-- Task brief --
Please copy every line of the records below that holds the word "gspt".

— Begin Excerpted records —

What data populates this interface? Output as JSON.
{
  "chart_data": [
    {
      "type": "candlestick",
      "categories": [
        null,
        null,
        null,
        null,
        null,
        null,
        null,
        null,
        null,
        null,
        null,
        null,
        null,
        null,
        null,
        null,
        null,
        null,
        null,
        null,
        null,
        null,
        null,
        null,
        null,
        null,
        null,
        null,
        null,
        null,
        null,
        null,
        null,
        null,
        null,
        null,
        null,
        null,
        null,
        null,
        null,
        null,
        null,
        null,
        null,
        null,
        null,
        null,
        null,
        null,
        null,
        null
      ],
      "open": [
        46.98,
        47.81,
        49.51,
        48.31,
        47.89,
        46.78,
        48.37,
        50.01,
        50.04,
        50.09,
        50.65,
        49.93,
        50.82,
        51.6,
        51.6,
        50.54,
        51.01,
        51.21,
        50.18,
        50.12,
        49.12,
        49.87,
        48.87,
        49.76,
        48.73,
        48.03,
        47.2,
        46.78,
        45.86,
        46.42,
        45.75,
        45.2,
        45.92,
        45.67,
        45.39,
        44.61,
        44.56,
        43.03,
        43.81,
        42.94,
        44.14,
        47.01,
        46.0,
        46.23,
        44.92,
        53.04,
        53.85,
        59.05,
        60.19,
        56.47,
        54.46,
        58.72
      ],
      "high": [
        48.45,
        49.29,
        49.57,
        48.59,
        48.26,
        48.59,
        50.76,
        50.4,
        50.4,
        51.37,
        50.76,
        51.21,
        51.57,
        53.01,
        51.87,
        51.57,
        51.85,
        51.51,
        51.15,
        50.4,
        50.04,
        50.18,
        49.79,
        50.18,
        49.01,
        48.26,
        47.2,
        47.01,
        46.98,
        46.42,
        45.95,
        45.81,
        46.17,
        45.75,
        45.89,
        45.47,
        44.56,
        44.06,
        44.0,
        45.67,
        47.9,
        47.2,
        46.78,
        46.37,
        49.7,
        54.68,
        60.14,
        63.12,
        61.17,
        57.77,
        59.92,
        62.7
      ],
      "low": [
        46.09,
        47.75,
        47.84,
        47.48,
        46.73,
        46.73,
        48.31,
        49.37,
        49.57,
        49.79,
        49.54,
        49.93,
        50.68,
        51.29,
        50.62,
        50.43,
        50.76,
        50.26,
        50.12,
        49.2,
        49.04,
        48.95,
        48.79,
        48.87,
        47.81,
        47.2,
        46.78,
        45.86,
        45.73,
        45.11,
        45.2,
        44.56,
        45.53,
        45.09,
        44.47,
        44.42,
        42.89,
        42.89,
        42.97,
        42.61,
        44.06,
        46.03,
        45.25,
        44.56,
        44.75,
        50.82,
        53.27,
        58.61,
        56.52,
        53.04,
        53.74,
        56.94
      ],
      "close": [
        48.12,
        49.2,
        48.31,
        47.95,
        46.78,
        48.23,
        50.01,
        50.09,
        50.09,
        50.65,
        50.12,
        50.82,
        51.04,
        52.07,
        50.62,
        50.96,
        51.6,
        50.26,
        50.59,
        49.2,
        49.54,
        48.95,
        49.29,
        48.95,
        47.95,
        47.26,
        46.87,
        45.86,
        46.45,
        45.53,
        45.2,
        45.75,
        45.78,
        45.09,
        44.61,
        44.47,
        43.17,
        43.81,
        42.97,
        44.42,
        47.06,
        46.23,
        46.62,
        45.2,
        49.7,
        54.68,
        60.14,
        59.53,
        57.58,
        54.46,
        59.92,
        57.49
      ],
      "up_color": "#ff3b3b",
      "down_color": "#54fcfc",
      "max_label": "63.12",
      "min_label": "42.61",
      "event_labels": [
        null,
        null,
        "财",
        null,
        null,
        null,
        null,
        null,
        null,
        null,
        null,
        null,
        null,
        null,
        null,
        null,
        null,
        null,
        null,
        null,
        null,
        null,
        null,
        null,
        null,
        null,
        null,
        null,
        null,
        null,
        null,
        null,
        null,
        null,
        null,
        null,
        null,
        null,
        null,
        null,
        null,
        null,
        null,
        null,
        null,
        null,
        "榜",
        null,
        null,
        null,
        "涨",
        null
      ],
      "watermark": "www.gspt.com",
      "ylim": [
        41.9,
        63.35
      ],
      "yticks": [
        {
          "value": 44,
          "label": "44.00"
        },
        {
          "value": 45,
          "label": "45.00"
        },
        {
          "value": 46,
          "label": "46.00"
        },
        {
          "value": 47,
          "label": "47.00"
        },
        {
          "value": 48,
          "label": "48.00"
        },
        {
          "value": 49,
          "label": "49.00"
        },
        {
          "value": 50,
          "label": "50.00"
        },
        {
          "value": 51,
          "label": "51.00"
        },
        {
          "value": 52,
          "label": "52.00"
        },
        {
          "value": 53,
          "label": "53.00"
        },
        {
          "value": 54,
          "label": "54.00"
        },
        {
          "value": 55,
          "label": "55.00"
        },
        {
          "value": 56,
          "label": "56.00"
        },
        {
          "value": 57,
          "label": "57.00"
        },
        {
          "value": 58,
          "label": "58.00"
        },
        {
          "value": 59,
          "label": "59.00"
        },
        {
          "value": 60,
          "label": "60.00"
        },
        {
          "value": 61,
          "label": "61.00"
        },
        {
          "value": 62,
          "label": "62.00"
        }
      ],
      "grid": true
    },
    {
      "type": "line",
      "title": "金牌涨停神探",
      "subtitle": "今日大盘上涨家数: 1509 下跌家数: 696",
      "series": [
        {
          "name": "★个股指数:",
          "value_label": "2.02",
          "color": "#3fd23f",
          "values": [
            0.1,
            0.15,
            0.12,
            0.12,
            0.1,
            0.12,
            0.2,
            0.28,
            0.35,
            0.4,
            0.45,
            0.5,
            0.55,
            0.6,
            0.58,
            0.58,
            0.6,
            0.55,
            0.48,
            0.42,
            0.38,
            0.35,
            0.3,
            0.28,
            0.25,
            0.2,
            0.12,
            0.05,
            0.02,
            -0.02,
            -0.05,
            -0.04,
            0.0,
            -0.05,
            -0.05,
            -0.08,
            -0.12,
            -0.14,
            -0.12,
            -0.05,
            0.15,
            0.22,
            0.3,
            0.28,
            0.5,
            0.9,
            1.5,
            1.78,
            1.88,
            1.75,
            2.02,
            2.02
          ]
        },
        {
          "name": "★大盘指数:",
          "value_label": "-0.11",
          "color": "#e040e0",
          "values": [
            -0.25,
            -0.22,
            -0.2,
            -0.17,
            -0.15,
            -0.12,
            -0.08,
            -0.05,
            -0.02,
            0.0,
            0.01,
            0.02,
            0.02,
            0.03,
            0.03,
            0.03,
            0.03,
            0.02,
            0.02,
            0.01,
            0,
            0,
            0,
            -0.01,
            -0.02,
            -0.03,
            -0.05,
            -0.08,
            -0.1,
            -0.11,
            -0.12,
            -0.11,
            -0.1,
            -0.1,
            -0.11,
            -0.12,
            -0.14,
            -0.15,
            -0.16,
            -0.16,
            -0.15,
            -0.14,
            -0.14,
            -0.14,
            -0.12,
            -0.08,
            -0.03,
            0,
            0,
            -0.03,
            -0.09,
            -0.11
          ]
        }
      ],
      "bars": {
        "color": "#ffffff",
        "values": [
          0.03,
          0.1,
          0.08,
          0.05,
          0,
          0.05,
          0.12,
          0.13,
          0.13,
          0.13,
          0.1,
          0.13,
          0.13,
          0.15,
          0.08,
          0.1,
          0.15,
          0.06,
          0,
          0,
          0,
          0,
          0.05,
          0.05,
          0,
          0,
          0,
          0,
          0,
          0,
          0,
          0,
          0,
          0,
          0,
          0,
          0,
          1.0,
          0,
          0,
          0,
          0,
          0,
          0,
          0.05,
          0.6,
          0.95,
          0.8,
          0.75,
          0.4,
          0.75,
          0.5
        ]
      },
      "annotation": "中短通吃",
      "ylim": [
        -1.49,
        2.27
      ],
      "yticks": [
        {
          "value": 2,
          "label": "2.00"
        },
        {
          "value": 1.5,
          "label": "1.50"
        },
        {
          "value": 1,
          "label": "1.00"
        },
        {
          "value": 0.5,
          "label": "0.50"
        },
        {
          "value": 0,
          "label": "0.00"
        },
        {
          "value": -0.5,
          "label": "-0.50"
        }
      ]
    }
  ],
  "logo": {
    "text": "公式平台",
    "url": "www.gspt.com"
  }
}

— End Excerpted records —

-- Task answer --
      "watermark": "www.gspt.com",
    "url": "www.gspt.com"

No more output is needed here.